§ **Exercise instructions**:
Nothing may be dropped or altered: reproduce all the data.

§ **Records for this task**:
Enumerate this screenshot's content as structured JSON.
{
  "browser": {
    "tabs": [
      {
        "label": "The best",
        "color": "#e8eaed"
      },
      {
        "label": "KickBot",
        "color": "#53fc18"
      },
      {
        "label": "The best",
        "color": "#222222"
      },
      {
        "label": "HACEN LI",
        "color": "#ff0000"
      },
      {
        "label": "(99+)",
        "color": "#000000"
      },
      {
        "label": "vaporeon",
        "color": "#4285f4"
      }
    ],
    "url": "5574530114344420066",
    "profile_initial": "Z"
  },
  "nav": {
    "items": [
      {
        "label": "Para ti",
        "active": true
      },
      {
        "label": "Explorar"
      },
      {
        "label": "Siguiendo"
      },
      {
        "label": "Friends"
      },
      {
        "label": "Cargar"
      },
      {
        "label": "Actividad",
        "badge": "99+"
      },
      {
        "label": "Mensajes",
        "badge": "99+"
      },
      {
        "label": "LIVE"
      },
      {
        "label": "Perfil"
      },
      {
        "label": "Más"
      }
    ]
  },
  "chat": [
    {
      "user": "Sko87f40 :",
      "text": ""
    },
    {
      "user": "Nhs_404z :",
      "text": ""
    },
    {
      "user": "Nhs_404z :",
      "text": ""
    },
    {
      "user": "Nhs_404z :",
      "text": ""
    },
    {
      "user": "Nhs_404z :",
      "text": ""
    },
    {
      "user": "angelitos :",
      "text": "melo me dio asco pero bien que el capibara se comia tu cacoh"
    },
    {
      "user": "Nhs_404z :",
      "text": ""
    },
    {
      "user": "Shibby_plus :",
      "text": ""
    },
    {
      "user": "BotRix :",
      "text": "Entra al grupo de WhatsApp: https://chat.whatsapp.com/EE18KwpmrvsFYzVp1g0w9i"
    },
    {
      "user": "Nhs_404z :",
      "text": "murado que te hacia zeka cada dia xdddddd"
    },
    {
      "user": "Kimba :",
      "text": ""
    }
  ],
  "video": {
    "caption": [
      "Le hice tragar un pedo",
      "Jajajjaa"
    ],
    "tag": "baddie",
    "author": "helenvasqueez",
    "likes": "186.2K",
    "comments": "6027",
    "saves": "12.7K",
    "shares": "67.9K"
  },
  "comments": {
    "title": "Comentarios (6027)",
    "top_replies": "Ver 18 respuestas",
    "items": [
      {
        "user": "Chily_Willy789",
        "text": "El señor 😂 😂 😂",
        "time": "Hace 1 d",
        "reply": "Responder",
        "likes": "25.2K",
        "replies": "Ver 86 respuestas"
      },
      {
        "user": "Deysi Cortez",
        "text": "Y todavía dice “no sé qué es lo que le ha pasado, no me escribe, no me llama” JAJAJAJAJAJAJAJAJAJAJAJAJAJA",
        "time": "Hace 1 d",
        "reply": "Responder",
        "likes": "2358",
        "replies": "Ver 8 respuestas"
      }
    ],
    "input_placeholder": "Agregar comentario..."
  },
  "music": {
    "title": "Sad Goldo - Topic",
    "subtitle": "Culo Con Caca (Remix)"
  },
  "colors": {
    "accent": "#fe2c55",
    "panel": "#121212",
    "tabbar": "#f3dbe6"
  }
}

§ **Answer to the task**:
Enumerate this screenshot's content as structured JSON.
{
  "browser": {
    "tabs": [
      {
        "label": "The best",
        "color": "#e8eaed"
      },
      {
        "label": "KickBot",
        "color": "#53fc18"
      },
      {
        "label": "The best",
        "color": "#222222"
      },
      {
        "label": "HACEN LI",
        "color": "#ff0000"
      },
      {
        "label": "(99+)",
        "color": "#000000"
      },
      {
        "label": "vaporeon",
        "color": "#4285f4"
      }
    ],
    "url": "5574530114344420066",
    "profile_initial": "Z"
  },
  "nav": {
    "items": [
      {
        "label": "Para ti",
        "active": true
      },
      {
        "label": "Explorar"
      },
      {
        "label": "Siguiendo"
      },
      {
        "label": "Friends"
      },
      {
        "label": "Cargar"
      },
      {
        "label": "Actividad",
        "badge": "99+"
      },
      {
        "label": "Mensajes",
        "badge": "99+"
      },
      {
        "label": "LIVE"
      },
      {
        "label": "Perfil"
      },
      {
        "label": "Más"
      }
    ]
  },
  "chat": [
    {
      "user": "Sko87f40 :",
      "text": ""
    },
    {
      "user": "Nhs_404z :",
      "text": ""
    },
    {
      "user": "Nhs_404z :",
      "text": ""
    },
    {
      "user": "Nhs_404z :",
      "text": ""
    },
    {
      "user": "Nhs_404z :",
      "text": ""
    },
    {
      "user": "angelitos :",
      "text": "melo me dio asco pero bien que el capibara se comia tu cacoh"
    },
    {
      "user": "Nhs_404z :",
      "text": ""
    },
    {
      "user": "Shibby_plus :",
      "text": ""
    },
    {
      "user": "BotRix :",
      "text": "Entra al grupo de WhatsApp: https://chat.whatsapp.com/EE18KwpmrvsFYzVp1g0w9i"
    },
    {
      "user": "Nhs_404z :",
      "text": "murado que te hacia zeka cada dia xdddddd"
    },
    {
      "user": "Kimba :",
      "text": ""
    }
  ],
  "video": {
    "caption": [
      "Le hice tragar un pedo",
      "Jajajjaa"
    ],
    "tag": "baddie",
    "author": "helenvasqueez",
    "likes": "186.2K",
    "comments": "6027",
    "saves": "12.7K",
    "shares": "67.9K"
  },
  "comments": {
    "title": "Comentarios (6027)",
    "top_replies": "Ver 18 respuestas",
    "items": [
      {
        "user": "Chily_Willy789",
        "text": "El señor 😂 😂 😂",
        "time": "Hace 1 d",
        "reply": "Responder",
        "likes": "25.2K",
        "replies": "Ver 86 respuestas"
      },
      {
        "user": "Deysi Cortez",
        "text": "Y todavía dice “no sé qué es lo que le ha pasado, no me escribe, no me llama” JAJAJAJAJAJAJAJAJAJAJAJAJAJA",
        "time": "Hace 1 d",
        "reply": "Responder",
        "likes": "2358",
        "replies": "Ver 8 respuestas"
      }
    ],
    "input_placeholder": "Agregar comentario..."
  },
  "music": {
    "title": "Sad Goldo - Topic",
    "subtitle": "Culo Con Caca (Remix)"
  },
  "colors": {
    "accent": "#fe2c55",
    "panel": "#121212",
    "tabbar": "#f3dbe6"
  }
}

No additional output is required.